# TO BE DONE
Copy out every record precisely.

-------- DATA ENTRIES

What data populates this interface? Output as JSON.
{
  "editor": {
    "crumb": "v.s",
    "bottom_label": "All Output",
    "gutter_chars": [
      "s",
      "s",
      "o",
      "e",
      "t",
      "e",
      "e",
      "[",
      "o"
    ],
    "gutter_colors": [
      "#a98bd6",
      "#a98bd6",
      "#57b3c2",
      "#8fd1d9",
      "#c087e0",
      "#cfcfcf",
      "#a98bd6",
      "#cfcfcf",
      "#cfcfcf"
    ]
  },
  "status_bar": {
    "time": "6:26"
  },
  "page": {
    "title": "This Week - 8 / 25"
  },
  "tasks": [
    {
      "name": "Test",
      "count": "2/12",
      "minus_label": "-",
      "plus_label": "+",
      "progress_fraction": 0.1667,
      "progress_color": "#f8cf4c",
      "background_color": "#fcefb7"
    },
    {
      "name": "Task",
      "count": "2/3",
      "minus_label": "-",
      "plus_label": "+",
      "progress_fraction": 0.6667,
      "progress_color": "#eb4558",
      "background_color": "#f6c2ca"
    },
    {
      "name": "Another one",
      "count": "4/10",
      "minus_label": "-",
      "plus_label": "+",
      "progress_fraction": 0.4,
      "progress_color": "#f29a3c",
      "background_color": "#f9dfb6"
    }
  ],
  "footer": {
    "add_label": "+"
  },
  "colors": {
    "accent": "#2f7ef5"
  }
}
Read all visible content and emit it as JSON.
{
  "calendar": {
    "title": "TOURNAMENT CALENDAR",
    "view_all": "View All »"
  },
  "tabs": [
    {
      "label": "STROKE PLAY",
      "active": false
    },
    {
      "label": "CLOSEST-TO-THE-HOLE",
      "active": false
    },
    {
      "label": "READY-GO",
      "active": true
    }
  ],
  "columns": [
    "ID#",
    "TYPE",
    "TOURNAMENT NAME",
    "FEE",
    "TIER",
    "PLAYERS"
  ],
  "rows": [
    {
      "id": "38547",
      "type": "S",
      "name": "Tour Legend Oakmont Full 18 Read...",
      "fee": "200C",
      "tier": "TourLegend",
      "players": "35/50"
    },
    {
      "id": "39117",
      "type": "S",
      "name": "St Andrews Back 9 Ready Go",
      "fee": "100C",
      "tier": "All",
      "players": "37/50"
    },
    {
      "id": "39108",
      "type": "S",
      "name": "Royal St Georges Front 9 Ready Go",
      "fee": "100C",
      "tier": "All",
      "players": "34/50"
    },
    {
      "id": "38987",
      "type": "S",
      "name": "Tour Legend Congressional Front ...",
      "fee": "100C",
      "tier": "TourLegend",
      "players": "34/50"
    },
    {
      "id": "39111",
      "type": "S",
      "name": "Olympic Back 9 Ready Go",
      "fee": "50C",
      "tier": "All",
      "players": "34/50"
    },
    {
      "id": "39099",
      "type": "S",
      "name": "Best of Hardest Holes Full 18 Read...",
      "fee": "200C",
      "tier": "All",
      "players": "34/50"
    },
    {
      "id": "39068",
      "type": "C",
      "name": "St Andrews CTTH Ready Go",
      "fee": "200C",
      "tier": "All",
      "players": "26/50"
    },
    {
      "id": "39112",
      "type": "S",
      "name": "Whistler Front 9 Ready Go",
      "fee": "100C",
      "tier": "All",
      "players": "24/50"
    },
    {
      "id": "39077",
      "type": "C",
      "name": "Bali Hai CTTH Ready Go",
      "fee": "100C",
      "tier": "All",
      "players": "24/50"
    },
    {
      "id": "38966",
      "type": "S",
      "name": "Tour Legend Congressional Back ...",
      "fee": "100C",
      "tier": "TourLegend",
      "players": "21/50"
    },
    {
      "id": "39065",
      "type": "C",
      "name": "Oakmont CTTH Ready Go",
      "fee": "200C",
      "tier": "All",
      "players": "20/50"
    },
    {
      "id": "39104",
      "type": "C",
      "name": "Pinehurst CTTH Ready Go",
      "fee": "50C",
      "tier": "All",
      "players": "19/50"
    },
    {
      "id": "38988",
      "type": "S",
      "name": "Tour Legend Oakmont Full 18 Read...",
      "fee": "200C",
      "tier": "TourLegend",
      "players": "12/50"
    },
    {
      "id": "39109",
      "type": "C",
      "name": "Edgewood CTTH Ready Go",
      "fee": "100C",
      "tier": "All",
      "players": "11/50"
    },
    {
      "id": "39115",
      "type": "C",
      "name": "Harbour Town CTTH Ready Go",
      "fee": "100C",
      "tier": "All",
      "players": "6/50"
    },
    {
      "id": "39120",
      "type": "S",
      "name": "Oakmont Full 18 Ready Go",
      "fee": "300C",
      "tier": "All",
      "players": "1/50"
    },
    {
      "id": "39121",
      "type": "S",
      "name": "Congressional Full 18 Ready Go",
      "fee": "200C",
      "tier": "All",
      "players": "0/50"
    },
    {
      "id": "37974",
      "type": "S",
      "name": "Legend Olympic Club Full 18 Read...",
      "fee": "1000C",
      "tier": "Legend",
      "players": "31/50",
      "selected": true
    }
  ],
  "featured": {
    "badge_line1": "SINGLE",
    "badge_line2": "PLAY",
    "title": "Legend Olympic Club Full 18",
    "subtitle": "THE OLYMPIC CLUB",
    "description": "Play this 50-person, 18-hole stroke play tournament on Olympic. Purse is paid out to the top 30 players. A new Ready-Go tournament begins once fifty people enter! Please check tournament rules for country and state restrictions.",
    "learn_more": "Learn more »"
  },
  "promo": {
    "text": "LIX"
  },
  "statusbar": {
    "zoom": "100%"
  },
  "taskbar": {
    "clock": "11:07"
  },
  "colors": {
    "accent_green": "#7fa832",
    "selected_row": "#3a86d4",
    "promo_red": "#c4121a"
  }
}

----------------

# TASK RESPONSE
What data populates this interface? Output as JSON.
{
  "editor": {
    "crumb": "v.s",
    "bottom_label": "All Output",
    "gutter_chars": [
      "s",
      "s",
      "o",
      "e",
      "t",
      "e",
      "e",
      "[",
      "o"
    ],
    "gutter_colors": [
      "#a98bd6",
      "#a98bd6",
      "#57b3c2",
      "#8fd1d9",
      "#c087e0",
      "#cfcfcf",
      "#a98bd6",
      "#cfcfcf",
      "#cfcfcf"
    ]
  },
  "status_bar": {
    "time": "6:26"
  },
  "page": {
    "title": "This Week - 8 / 25"
  },
  "tasks": [
    {
      "name": "Test",
      "count": "2/12",
      "minus_label": "-",
      "plus_label": "+",
      "progress_fraction": 0.1667,
      "progress_color": "#f8cf4c",
      "background_color": "#fcefb7"
    },
    {
      "name": "Task",
      "count": "2/3",
      "minus_label": "-",
      "plus_label": "+",
      "progress_fraction": 0.6667,
      "progress_color": "#eb4558",
      "background_color": "#f6c2ca"
    },
    {
      "name": "Another one",
      "count": "4/10",
      "minus_label": "-",
      "plus_label": "+",
      "progress_fraction": 0.4,
      "progress_color": "#f29a3c",
      "background_color": "#f9dfb6"
    }
  ],
  "footer": {
    "add_label": "+"
  },
  "colors": {
    "accent": "#2f7ef5"
  }
}
Read all visible content and emit it as JSON.
{
  "calendar": {
    "title": "TOURNAMENT CALENDAR",
    "view_all": "View All »"
  },
  "tabs": [
    {
      "label": "STROKE PLAY",
      "active": false
    },
    {
      "label": "CLOSEST-TO-THE-HOLE",
      "active": false
    },
    {
      "label": "READY-GO",
      "active": true
    }
  ],
  "columns": [
    "ID#",
    "TYPE",
    "TOURNAMENT NAME",
    "FEE",
    "TIER",
    "PLAYERS"
  ],
  "rows": [
    {
      "id": "38547",
      "type": "S",
      "name": "Tour Legend Oakmont Full 18 Read...",
      "fee": "200C",
      "tier": "TourLegend",
      "players": "35/50"
    },
    {
      "id": "39117",
      "type": "S",
      "name": "St Andrews Back 9 Ready Go",
      "fee": "100C",
      "tier": "All",
      "players": "37/50"
    },
    {
      "id": "39108",
      "type": "S",
      "name": "Royal St Georges Front 9 Ready Go",
      "fee": "100C",
      "tier": "All",
      "players": "34/50"
    },
    {
      "id": "38987",
      "type": "S",
      "name": "Tour Legend Congressional Front ...",
      "fee": "100C",
      "tier": "TourLegend",
      "players": "34/50"
    },
    {
      "id": "39111",
      "type": "S",
      "name": "Olympic Back 9 Ready Go",
      "fee": "50C",
      "tier": "All",
      "players": "34/50"
    },
    {
      "id": "39099",
      "type": "S",
      "name": "Best of Hardest Holes Full 18 Read...",
      "fee": "200C",
      "tier": "All",
      "players": "34/50"
    },
    {
      "id": "39068",
      "type": "C",
      "name": "St Andrews CTTH Ready Go",
      "fee": "200C",
      "tier": "All",
      "players": "26/50"
    },
    {
      "id": "39112",
      "type": "S",
      "name": "Whistler Front 9 Ready Go",
      "fee": "100C",
      "tier": "All",
      "players": "24/50"
    },
    {
      "id": "39077",
      "type": "C",
      "name": "Bali Hai CTTH Ready Go",
      "fee": "100C",
      "tier": "All",
      "players": "24/50"
    },
    {
      "id": "38966",
      "type": "S",
      "name": "Tour Legend Congressional Back ...",
      "fee": "100C",
      "tier": "TourLegend",
      "players": "21/50"
    },
    {
      "id": "39065",
      "type": "C",
      "name": "Oakmont CTTH Ready Go",
      "fee": "200C",
      "tier": "All",
      "players": "20/50"
    },
    {
      "id": "39104",
      "type": "C",
      "name": "Pinehurst CTTH Ready Go",
      "fee": "50C",
      "tier": "All",
      "players": "19/50"
    },
    {
      "id": "38988",
      "type": "S",
      "name": "Tour Legend Oakmont Full 18 Read...",
      "fee": "200C",
      "tier": "TourLegend",
      "players": "12/50"
    },
    {
      "id": "39109",
      "type": "C",
      "name": "Edgewood CTTH Ready Go",
      "fee": "100C",
      "tier": "All",
      "players": "11/50"
    },
    {
      "id": "39115",
      "type": "C",
      "name": "Harbour Town CTTH Ready Go",
      "fee": "100C",
      "tier": "All",
      "players": "6/50"
    },
    {
      "id": "39120",
      "type": "S",
      "name": "Oakmont Full 18 Ready Go",
      "fee": "300C",
      "tier": "All",
      "players": "1/50"
    },
    {
      "id": "39121",
      "type": "S",
      "name": "Congressional Full 18 Ready Go",
      "fee": "200C",
      "tier": "All",
      "players": "0/50"
    },
    {
      "id": "37974",
      "type": "S",
      "name": "Legend Olympic Club Full 18 Read...",
      "fee": "1000C",
      "tier": "Legend",
      "players": "31/50",
      "selected": true
    }
  ],
  "featured": {
    "badge_line1": "SINGLE",
    "badge_line2": "PLAY",
    "title": "Legend Olympic Club Full 18",
    "subtitle": "THE OLYMPIC CLUB",
    "description": "Play this 50-person, 18-hole stroke play tournament on Olympic. Purse is paid out to the top 30 players. A new Ready-Go tournament begins once fifty people enter! Please check tournament rules for country and state restrictions.",
    "learn_more": "Learn more »"
  },
  "promo": {
    "text": "LIX"
  },
  "statusbar": {
    "zoom": "100%"
  },
  "taskbar": {
    "clock": "11:07"
  },
  "colors": {
    "accent_green": "#7fa832",
    "selected_row": "#3a86d4",
    "promo_red": "#c4121a"
  }
}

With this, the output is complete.